Task brief: Reproduce the listing below word for word, leaving out the pictures.

Dataset:
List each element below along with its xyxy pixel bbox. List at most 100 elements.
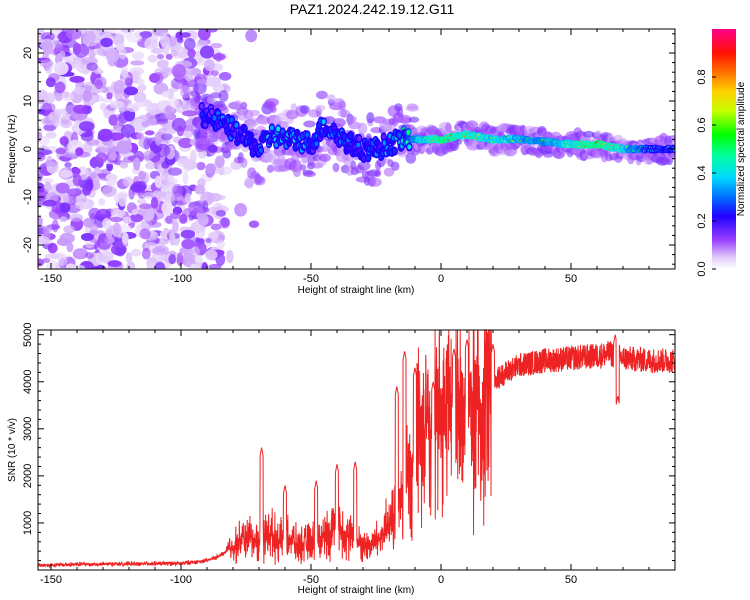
heatmap-cell	[38, 108, 46, 115]
heatmap-cell	[131, 208, 139, 216]
heatmap-cell	[95, 152, 108, 163]
heatmap-cell	[366, 155, 371, 161]
heatmap-cell	[108, 151, 117, 161]
heatmap-cell	[112, 222, 121, 236]
heatmap-cell	[406, 129, 411, 135]
heatmap-cell	[232, 131, 237, 137]
heatmap-cell	[170, 77, 186, 90]
heatmap-cell	[38, 149, 53, 156]
heatmap-cell	[338, 100, 347, 111]
figure-title: PAZ1.2024.242.19.12.G11	[290, 1, 455, 17]
colorbar-label: Normalized spectral amplitude	[736, 81, 747, 216]
heatmap-cell	[86, 62, 98, 71]
heatmap-cell	[668, 135, 675, 143]
heatmap-cell	[96, 146, 107, 155]
x-tick-label: 0	[438, 574, 444, 586]
spectrogram-xlabel: Height of straight line (km)	[298, 285, 415, 296]
snr-series-line	[38, 330, 675, 569]
heatmap-cell	[168, 97, 179, 109]
y-tick-label: -10	[22, 189, 34, 205]
heatmap-cell	[73, 104, 88, 115]
heatmap-cell	[127, 105, 140, 113]
heatmap-cell	[319, 153, 331, 162]
heatmap-cell	[143, 150, 155, 159]
y-tick-label: -20	[22, 237, 34, 253]
colorbar-tick-label: 0.8	[696, 69, 708, 84]
heatmap-cell	[122, 216, 132, 225]
heatmap-cell	[74, 86, 86, 95]
heatmap-cell	[295, 159, 302, 172]
heatmap-cell	[139, 31, 153, 39]
heatmap-cell	[226, 249, 234, 264]
heatmap-cell	[69, 213, 84, 222]
heatmap-cell	[368, 177, 382, 187]
heatmap-cell	[44, 159, 59, 167]
heatmap-cell	[161, 201, 172, 215]
heatmap-cell	[299, 105, 310, 114]
heatmap-cell	[177, 37, 184, 44]
heatmap-cell	[115, 42, 125, 52]
heatmap-cell	[80, 29, 88, 38]
heatmap-cell	[210, 92, 222, 99]
heatmap-cell	[45, 131, 57, 139]
heatmap-cell	[184, 38, 196, 51]
heatmap-cell	[181, 253, 196, 261]
heatmap-cell	[136, 132, 145, 140]
heatmap-cell	[215, 210, 226, 217]
heatmap-cell	[59, 169, 73, 178]
heatmap-cell	[59, 51, 66, 58]
heatmap-cell	[38, 235, 50, 245]
heatmap-cell	[130, 248, 142, 257]
heatmap-cell	[234, 122, 239, 128]
heatmap-cell	[300, 164, 307, 172]
y-tick-label: 1000	[22, 511, 34, 535]
heatmap-cell	[181, 239, 196, 250]
y-tick-label: 20	[22, 47, 34, 59]
heatmap-cell	[407, 144, 412, 150]
heatmap-cell	[314, 141, 319, 147]
heatmap-cell	[99, 235, 109, 245]
heatmap-cell	[44, 181, 52, 193]
heatmap-cell	[126, 261, 136, 269]
heatmap-cell	[179, 32, 191, 38]
heatmap-cell	[71, 167, 81, 175]
x-tick-label: -50	[303, 273, 319, 285]
heatmap-cell	[159, 35, 171, 48]
heatmap-cell	[234, 203, 248, 217]
heatmap-cell	[144, 38, 155, 50]
heatmap-cell	[200, 45, 215, 59]
y-tick-label: 0	[22, 146, 34, 152]
heatmap-cell	[62, 92, 75, 102]
heatmap-cell	[202, 200, 209, 212]
heatmap-cell	[181, 99, 190, 110]
heatmap-cell	[361, 155, 366, 161]
heatmap-cell	[116, 140, 133, 155]
heatmap-cell	[397, 132, 402, 138]
y-tick-label: 2000	[22, 464, 34, 488]
x-tick-label: -100	[170, 273, 192, 285]
heatmap-cell	[139, 203, 153, 210]
heatmap-cell	[405, 152, 417, 164]
heatmap-cell	[196, 40, 209, 48]
heatmap-cell	[170, 212, 181, 220]
heatmap-cell	[85, 252, 94, 259]
heatmap-cell	[125, 252, 133, 264]
heatmap-cell	[152, 29, 164, 35]
heatmap-cell	[305, 132, 310, 138]
heatmap-cell	[90, 171, 97, 179]
heatmap-cell	[176, 158, 192, 168]
heatmap-cell	[172, 183, 183, 197]
heatmap-cell	[80, 131, 94, 142]
snr-ticks: -150 -100 -50 0 50 1000 2000 3000 4000 5000	[22, 322, 676, 586]
heatmap-cell	[98, 198, 106, 206]
heatmap-cell	[75, 200, 88, 210]
y-tick-label: 3000	[22, 417, 34, 441]
heatmap-cell	[321, 119, 326, 125]
heatmap-cell	[315, 104, 326, 112]
heatmap-cell	[64, 162, 72, 168]
heatmap-cell	[258, 147, 263, 153]
heatmap-cell	[375, 169, 382, 177]
heatmap-cell	[144, 130, 155, 136]
heatmap-cell	[142, 99, 153, 107]
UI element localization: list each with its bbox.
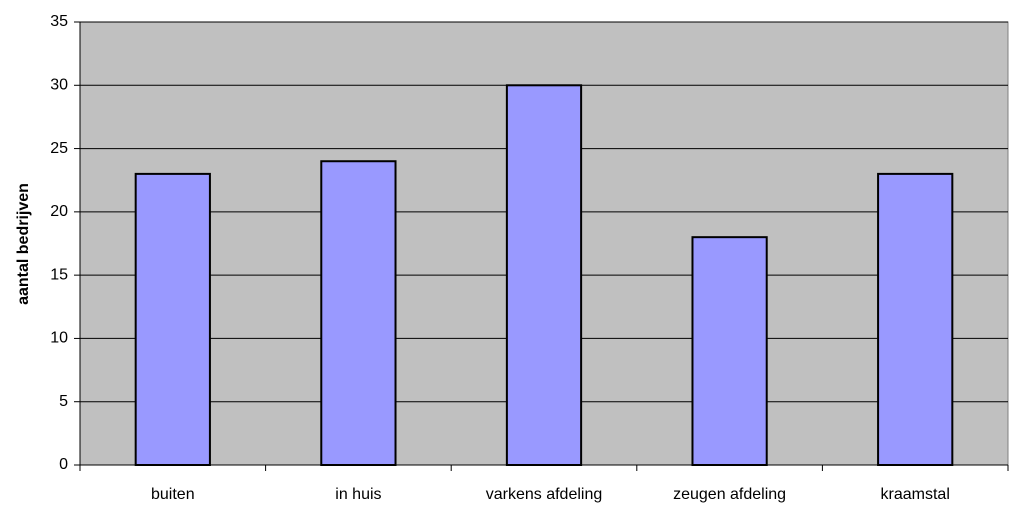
y-axis-label: aantal bedrijven — [15, 183, 32, 305]
x-tick-label: buiten — [151, 486, 195, 503]
y-tick-label: 35 — [50, 13, 68, 30]
x-tick-label: kraamstal — [881, 486, 950, 503]
bar — [134, 172, 211, 466]
y-tick-label: 25 — [50, 140, 68, 157]
y-tick-label: 30 — [50, 77, 68, 94]
bar — [691, 236, 768, 466]
x-tick-label: in huis — [335, 486, 381, 503]
y-tick-label: 0 — [59, 456, 68, 473]
y-tick-label: 10 — [50, 330, 68, 347]
y-tick-label: 20 — [50, 203, 68, 220]
y-tick-label: 5 — [59, 393, 68, 410]
x-tick-label: varkens afdeling — [486, 486, 603, 503]
bar — [320, 160, 397, 466]
x-tick-label: zeugen afdeling — [673, 486, 786, 503]
bar — [877, 172, 954, 466]
y-tick-label: 15 — [50, 266, 68, 283]
bar — [505, 84, 583, 467]
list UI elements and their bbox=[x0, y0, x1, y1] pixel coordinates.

Exercise answer:
List each element below along with its xyxy pixel bbox. List at most 100 elements.
heatmap-cell	[38, 108, 46, 115]
heatmap-cell	[131, 208, 139, 216]
heatmap-cell	[95, 152, 108, 163]
heatmap-cell	[366, 155, 371, 161]
heatmap-cell	[108, 151, 117, 161]
heatmap-cell	[112, 222, 121, 236]
heatmap-cell	[406, 129, 411, 135]
heatmap-cell	[232, 131, 237, 137]
heatmap-cell	[170, 77, 186, 90]
heatmap-cell	[38, 149, 53, 156]
heatmap-cell	[338, 100, 347, 111]
figure-title: PAZ1.2024.242.19.12.G11	[290, 1, 455, 17]
colorbar-label: Normalized spectral amplitude	[736, 81, 747, 216]
heatmap-cell	[86, 62, 98, 71]
heatmap-cell	[668, 135, 675, 143]
heatmap-cell	[96, 146, 107, 155]
x-tick-label: 0	[438, 574, 444, 586]
spectrogram-xlabel: Height of straight line (km)	[298, 285, 415, 296]
snr-series-line	[38, 330, 675, 569]
heatmap-cell	[168, 97, 179, 109]
y-tick-label: -10	[22, 189, 34, 205]
heatmap-cell	[73, 104, 88, 115]
heatmap-cell	[127, 105, 140, 113]
heatmap-cell	[319, 153, 331, 162]
heatmap-cell	[143, 150, 155, 159]
y-tick-label: -20	[22, 237, 34, 253]
colorbar-tick-label: 0.8	[696, 69, 708, 84]
heatmap-cell	[122, 216, 132, 225]
heatmap-cell	[74, 86, 86, 95]
heatmap-cell	[295, 159, 302, 172]
heatmap-cell	[139, 31, 153, 39]
heatmap-cell	[226, 249, 234, 264]
heatmap-cell	[69, 213, 84, 222]
heatmap-cell	[368, 177, 382, 187]
heatmap-cell	[44, 159, 59, 167]
heatmap-cell	[161, 201, 172, 215]
heatmap-cell	[299, 105, 310, 114]
heatmap-cell	[177, 37, 184, 44]
heatmap-cell	[115, 42, 125, 52]
heatmap-cell	[80, 29, 88, 38]
heatmap-cell	[210, 92, 222, 99]
heatmap-cell	[45, 131, 57, 139]
heatmap-cell	[184, 38, 196, 51]
heatmap-cell	[181, 253, 196, 261]
heatmap-cell	[136, 132, 145, 140]
heatmap-cell	[215, 210, 226, 217]
heatmap-cell	[59, 169, 73, 178]
heatmap-cell	[59, 51, 66, 58]
heatmap-cell	[38, 235, 50, 245]
heatmap-cell	[130, 248, 142, 257]
heatmap-cell	[234, 122, 239, 128]
heatmap-cell	[300, 164, 307, 172]
y-tick-label: 1000	[22, 511, 34, 535]
heatmap-cell	[181, 239, 196, 250]
y-tick-label: 20	[22, 47, 34, 59]
heatmap-cell	[407, 144, 412, 150]
heatmap-cell	[314, 141, 319, 147]
heatmap-cell	[99, 235, 109, 245]
heatmap-cell	[44, 181, 52, 193]
heatmap-cell	[126, 261, 136, 269]
heatmap-cell	[179, 32, 191, 38]
heatmap-cell	[71, 167, 81, 175]
x-tick-label: -50	[303, 273, 319, 285]
heatmap-cell	[159, 35, 171, 48]
heatmap-cell	[234, 203, 248, 217]
heatmap-cell	[144, 38, 155, 50]
heatmap-cell	[200, 45, 215, 59]
y-tick-label: 0	[22, 146, 34, 152]
heatmap-cell	[62, 92, 75, 102]
heatmap-cell	[202, 200, 209, 212]
heatmap-cell	[181, 99, 190, 110]
heatmap-cell	[361, 155, 366, 161]
heatmap-cell	[116, 140, 133, 155]
heatmap-cell	[397, 132, 402, 138]
y-tick-label: 2000	[22, 464, 34, 488]
x-tick-label: -100	[170, 273, 192, 285]
heatmap-cell	[139, 203, 153, 210]
heatmap-cell	[405, 152, 417, 164]
heatmap-cell	[196, 40, 209, 48]
heatmap-cell	[170, 212, 181, 220]
heatmap-cell	[85, 252, 94, 259]
heatmap-cell	[125, 252, 133, 264]
heatmap-cell	[152, 29, 164, 35]
heatmap-cell	[305, 132, 310, 138]
heatmap-cell	[90, 171, 97, 179]
heatmap-cell	[176, 158, 192, 168]
heatmap-cell	[172, 183, 183, 197]
heatmap-cell	[80, 131, 94, 142]
snr-ticks: -150 -100 -50 0 50 1000 2000 3000 4000 5000	[22, 322, 676, 586]
heatmap-cell	[98, 198, 106, 206]
heatmap-cell	[75, 200, 88, 210]
y-tick-label: 3000	[22, 417, 34, 441]
heatmap-cell	[321, 119, 326, 125]
heatmap-cell	[315, 104, 326, 112]
heatmap-cell	[64, 162, 72, 168]
heatmap-cell	[258, 147, 263, 153]
heatmap-cell	[375, 169, 382, 177]
heatmap-cell	[144, 130, 155, 136]
heatmap-cell	[142, 99, 153, 107]
UI element localization: list each with its bbox.
y-axis-label: aantal bedrijven — [15, 183, 32, 305]
x-tick-label: buiten — [151, 486, 195, 503]
y-tick-label: 35 — [50, 13, 68, 30]
x-tick-label: kraamstal — [881, 486, 950, 503]
bar — [134, 172, 211, 466]
y-tick-label: 25 — [50, 140, 68, 157]
y-tick-label: 30 — [50, 77, 68, 94]
bar — [691, 236, 768, 466]
x-tick-label: in huis — [335, 486, 381, 503]
y-tick-label: 0 — [59, 456, 68, 473]
y-tick-label: 10 — [50, 330, 68, 347]
y-tick-label: 20 — [50, 203, 68, 220]
y-tick-label: 5 — [59, 393, 68, 410]
x-tick-label: varkens afdeling — [486, 486, 603, 503]
bar — [320, 160, 397, 466]
x-tick-label: zeugen afdeling — [673, 486, 786, 503]
bar — [877, 172, 954, 466]
y-tick-label: 15 — [50, 266, 68, 283]
bar — [505, 84, 583, 467]
list UI elements and their bbox=[x0, y0, x1, y1] pixel coordinates.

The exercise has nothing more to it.